Begin

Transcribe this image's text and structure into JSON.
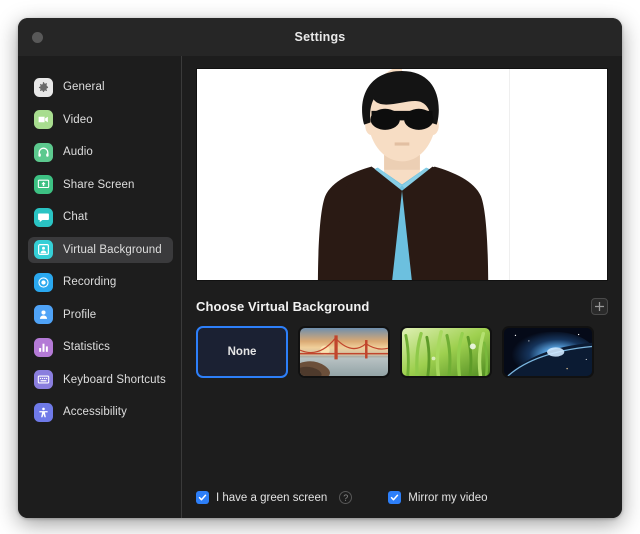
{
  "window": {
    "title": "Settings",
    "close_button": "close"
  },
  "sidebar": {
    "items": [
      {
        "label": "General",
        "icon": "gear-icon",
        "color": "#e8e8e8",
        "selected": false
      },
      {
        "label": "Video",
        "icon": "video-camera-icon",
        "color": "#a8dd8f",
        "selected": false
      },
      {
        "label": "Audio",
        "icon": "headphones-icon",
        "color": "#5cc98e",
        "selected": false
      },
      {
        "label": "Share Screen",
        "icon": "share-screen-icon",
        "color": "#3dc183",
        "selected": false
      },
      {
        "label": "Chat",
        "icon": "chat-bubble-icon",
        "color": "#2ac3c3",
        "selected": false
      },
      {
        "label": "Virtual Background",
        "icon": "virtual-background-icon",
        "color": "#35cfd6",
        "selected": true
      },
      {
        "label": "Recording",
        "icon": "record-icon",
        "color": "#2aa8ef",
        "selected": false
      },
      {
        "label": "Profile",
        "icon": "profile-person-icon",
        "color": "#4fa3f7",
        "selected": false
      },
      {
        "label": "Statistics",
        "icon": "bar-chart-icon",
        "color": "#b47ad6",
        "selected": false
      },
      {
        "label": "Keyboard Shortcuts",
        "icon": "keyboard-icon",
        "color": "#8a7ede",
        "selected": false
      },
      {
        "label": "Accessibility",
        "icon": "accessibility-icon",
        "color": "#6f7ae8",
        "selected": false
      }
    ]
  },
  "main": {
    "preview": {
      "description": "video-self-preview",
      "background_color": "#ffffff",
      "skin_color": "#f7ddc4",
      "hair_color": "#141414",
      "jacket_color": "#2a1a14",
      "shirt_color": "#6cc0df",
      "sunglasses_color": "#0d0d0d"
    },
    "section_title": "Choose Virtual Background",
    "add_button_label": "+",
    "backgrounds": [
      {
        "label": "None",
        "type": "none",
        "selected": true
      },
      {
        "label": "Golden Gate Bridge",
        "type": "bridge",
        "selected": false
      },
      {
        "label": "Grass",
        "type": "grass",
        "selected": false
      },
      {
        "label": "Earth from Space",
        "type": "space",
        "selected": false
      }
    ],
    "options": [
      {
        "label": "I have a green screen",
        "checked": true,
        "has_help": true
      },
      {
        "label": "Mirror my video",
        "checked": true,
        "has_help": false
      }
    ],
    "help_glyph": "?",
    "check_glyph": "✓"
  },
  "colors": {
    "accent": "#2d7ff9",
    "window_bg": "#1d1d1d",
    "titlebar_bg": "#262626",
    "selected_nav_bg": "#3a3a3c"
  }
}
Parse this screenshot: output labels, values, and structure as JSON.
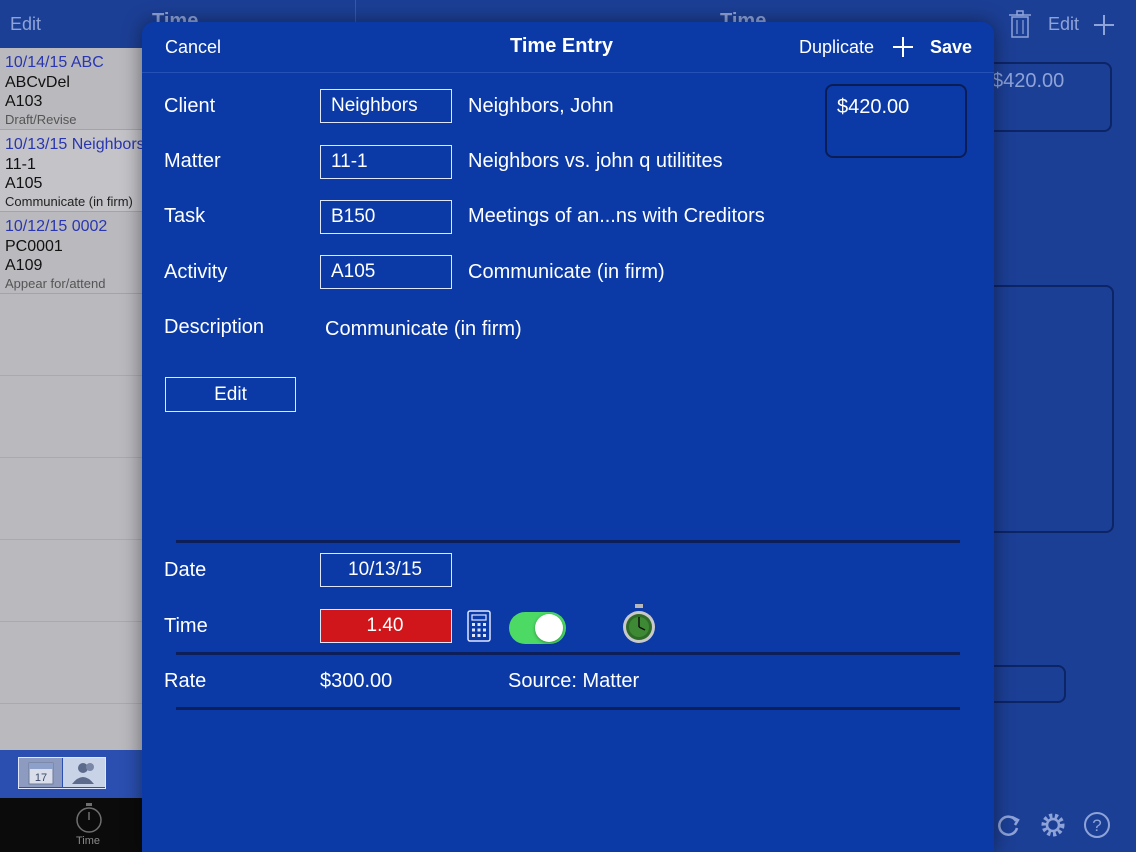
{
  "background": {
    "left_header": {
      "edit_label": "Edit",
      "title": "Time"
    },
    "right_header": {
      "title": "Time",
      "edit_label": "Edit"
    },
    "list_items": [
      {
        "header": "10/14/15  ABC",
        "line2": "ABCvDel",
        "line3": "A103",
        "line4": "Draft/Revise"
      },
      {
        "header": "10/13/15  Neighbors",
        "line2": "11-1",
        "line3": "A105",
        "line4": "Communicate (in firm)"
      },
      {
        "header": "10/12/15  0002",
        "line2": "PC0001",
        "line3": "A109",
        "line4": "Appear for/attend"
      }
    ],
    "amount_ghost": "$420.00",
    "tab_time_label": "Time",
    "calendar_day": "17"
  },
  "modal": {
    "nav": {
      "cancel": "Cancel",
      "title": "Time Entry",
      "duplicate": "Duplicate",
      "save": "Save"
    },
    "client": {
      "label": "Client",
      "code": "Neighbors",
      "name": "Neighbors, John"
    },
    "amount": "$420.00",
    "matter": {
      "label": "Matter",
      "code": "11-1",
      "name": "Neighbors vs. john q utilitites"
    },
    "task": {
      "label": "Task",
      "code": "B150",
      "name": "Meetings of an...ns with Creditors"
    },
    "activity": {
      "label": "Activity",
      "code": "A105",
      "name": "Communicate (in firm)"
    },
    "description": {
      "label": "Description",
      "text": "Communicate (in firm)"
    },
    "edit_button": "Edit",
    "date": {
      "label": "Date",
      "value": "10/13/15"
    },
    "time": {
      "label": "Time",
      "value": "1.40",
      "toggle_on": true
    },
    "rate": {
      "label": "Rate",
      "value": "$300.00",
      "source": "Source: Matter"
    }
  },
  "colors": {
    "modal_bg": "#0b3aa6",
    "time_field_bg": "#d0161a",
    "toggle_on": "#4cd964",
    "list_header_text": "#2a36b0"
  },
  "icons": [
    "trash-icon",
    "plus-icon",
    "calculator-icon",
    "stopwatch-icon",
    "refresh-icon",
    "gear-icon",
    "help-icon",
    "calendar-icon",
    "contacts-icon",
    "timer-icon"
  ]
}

End

Pictures in the records above are not copied; print everything else exactly.

Transcribe this image's text and structure into JSON.
{
  "window": {
    "title": "Settings",
    "close_button": "close"
  },
  "sidebar": {
    "items": [
      {
        "label": "General",
        "icon": "gear-icon",
        "color": "#e8e8e8",
        "selected": false
      },
      {
        "label": "Video",
        "icon": "video-camera-icon",
        "color": "#a8dd8f",
        "selected": false
      },
      {
        "label": "Audio",
        "icon": "headphones-icon",
        "color": "#5cc98e",
        "selected": false
      },
      {
        "label": "Share Screen",
        "icon": "share-screen-icon",
        "color": "#3dc183",
        "selected": false
      },
      {
        "label": "Chat",
        "icon": "chat-bubble-icon",
        "color": "#2ac3c3",
        "selected": false
      },
      {
        "label": "Virtual Background",
        "icon": "virtual-background-icon",
        "color": "#35cfd6",
        "selected": true
      },
      {
        "label": "Recording",
        "icon": "record-icon",
        "color": "#2aa8ef",
        "selected": false
      },
      {
        "label": "Profile",
        "icon": "profile-person-icon",
        "color": "#4fa3f7",
        "selected": false
      },
      {
        "label": "Statistics",
        "icon": "bar-chart-icon",
        "color": "#b47ad6",
        "selected": false
      },
      {
        "label": "Keyboard Shortcuts",
        "icon": "keyboard-icon",
        "color": "#8a7ede",
        "selected": false
      },
      {
        "label": "Accessibility",
        "icon": "accessibility-icon",
        "color": "#6f7ae8",
        "selected": false
      }
    ]
  },
  "main": {
    "preview": {
      "description": "video-self-preview",
      "background_color": "#ffffff",
      "skin_color": "#f7ddc4",
      "hair_color": "#141414",
      "jacket_color": "#2a1a14",
      "shirt_color": "#6cc0df",
      "sunglasses_color": "#0d0d0d"
    },
    "section_title": "Choose Virtual Background",
    "add_button_label": "+",
    "backgrounds": [
      {
        "label": "None",
        "type": "none",
        "selected": true
      },
      {
        "label": "Golden Gate Bridge",
        "type": "bridge",
        "selected": false
      },
      {
        "label": "Grass",
        "type": "grass",
        "selected": false
      },
      {
        "label": "Earth from Space",
        "type": "space",
        "selected": false
      }
    ],
    "options": [
      {
        "label": "I have a green screen",
        "checked": true,
        "has_help": true
      },
      {
        "label": "Mirror my video",
        "checked": true,
        "has_help": false
      }
    ],
    "help_glyph": "?",
    "check_glyph": "✓"
  },
  "colors": {
    "accent": "#2d7ff9",
    "window_bg": "#1d1d1d",
    "titlebar_bg": "#262626",
    "selected_nav_bg": "#3a3a3c"
  }
}
Parse this screenshot: output labels, values, and structure as JSON.
{
  "background": {
    "left_header": {
      "edit_label": "Edit",
      "title": "Time"
    },
    "right_header": {
      "title": "Time",
      "edit_label": "Edit"
    },
    "list_items": [
      {
        "header": "10/14/15  ABC",
        "line2": "ABCvDel",
        "line3": "A103",
        "line4": "Draft/Revise"
      },
      {
        "header": "10/13/15  Neighbors",
        "line2": "11-1",
        "line3": "A105",
        "line4": "Communicate (in firm)"
      },
      {
        "header": "10/12/15  0002",
        "line2": "PC0001",
        "line3": "A109",
        "line4": "Appear for/attend"
      }
    ],
    "amount_ghost": "$420.00",
    "tab_time_label": "Time",
    "calendar_day": "17"
  },
  "modal": {
    "nav": {
      "cancel": "Cancel",
      "title": "Time Entry",
      "duplicate": "Duplicate",
      "save": "Save"
    },
    "client": {
      "label": "Client",
      "code": "Neighbors",
      "name": "Neighbors, John"
    },
    "amount": "$420.00",
    "matter": {
      "label": "Matter",
      "code": "11-1",
      "name": "Neighbors vs. john q utilitites"
    },
    "task": {
      "label": "Task",
      "code": "B150",
      "name": "Meetings of an...ns with Creditors"
    },
    "activity": {
      "label": "Activity",
      "code": "A105",
      "name": "Communicate (in firm)"
    },
    "description": {
      "label": "Description",
      "text": "Communicate (in firm)"
    },
    "edit_button": "Edit",
    "date": {
      "label": "Date",
      "value": "10/13/15"
    },
    "time": {
      "label": "Time",
      "value": "1.40",
      "toggle_on": true
    },
    "rate": {
      "label": "Rate",
      "value": "$300.00",
      "source": "Source: Matter"
    }
  },
  "colors": {
    "modal_bg": "#0b3aa6",
    "time_field_bg": "#d0161a",
    "toggle_on": "#4cd964",
    "list_header_text": "#2a36b0"
  },
  "icons": [
    "trash-icon",
    "plus-icon",
    "calculator-icon",
    "stopwatch-icon",
    "refresh-icon",
    "gear-icon",
    "help-icon",
    "calendar-icon",
    "contacts-icon",
    "timer-icon"
  ]
}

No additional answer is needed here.